> [Provided material]
========

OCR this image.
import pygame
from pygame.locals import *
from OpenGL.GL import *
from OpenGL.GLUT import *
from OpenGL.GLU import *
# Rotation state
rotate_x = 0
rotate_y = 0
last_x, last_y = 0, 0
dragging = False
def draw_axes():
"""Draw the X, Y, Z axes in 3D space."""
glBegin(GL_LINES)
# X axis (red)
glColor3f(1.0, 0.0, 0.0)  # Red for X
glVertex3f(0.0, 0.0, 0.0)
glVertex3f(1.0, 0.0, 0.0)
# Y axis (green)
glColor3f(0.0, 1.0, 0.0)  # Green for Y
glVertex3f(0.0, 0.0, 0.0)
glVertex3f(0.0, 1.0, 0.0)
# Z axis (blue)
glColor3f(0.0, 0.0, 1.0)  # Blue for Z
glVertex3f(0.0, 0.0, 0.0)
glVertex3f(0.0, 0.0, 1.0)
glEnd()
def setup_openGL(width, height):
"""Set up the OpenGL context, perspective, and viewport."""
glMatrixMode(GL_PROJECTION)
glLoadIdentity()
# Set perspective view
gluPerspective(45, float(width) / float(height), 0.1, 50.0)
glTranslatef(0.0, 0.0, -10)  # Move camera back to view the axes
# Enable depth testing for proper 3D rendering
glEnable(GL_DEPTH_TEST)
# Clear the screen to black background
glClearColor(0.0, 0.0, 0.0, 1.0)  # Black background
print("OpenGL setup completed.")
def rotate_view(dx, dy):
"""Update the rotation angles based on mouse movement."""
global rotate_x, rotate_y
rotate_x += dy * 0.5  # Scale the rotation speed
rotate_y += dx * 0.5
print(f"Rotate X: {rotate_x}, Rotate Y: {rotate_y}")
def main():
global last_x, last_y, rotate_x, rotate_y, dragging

========

> [Task instructions] Please restate the data word for word, every record included.

> [Expected answer]
OCR this image.
import pygame
from pygame.locals import *
from OpenGL.GL import *
from OpenGL.GLUT import *
from OpenGL.GLU import *
# Rotation state
rotate_x = 0
rotate_y = 0
last_x, last_y = 0, 0
dragging = False
def draw_axes():
"""Draw the X, Y, Z axes in 3D space."""
glBegin(GL_LINES)
# X axis (red)
glColor3f(1.0, 0.0, 0.0)  # Red for X
glVertex3f(0.0, 0.0, 0.0)
glVertex3f(1.0, 0.0, 0.0)
# Y axis (green)
glColor3f(0.0, 1.0, 0.0)  # Green for Y
glVertex3f(0.0, 0.0, 0.0)
glVertex3f(0.0, 1.0, 0.0)
# Z axis (blue)
glColor3f(0.0, 0.0, 1.0)  # Blue for Z
glVertex3f(0.0, 0.0, 0.0)
glVertex3f(0.0, 0.0, 1.0)
glEnd()
def setup_openGL(width, height):
"""Set up the OpenGL context, perspective, and viewport."""
glMatrixMode(GL_PROJECTION)
glLoadIdentity()
# Set perspective view
gluPerspective(45, float(width) / float(height), 0.1, 50.0)
glTranslatef(0.0, 0.0, -10)  # Move camera back to view the axes
# Enable depth testing for proper 3D rendering
glEnable(GL_DEPTH_TEST)
# Clear the screen to black background
glClearColor(0.0, 0.0, 0.0, 1.0)  # Black background
print("OpenGL setup completed.")
def rotate_view(dx, dy):
"""Update the rotation angles based on mouse movement."""
global rotate_x, rotate_y
rotate_x += dy * 0.5  # Scale the rotation speed
rotate_y += dx * 0.5
print(f"Rotate X: {rotate_x}, Rotate Y: {rotate_y}")
def main():
global last_x, last_y, rotate_x, rotate_y, dragging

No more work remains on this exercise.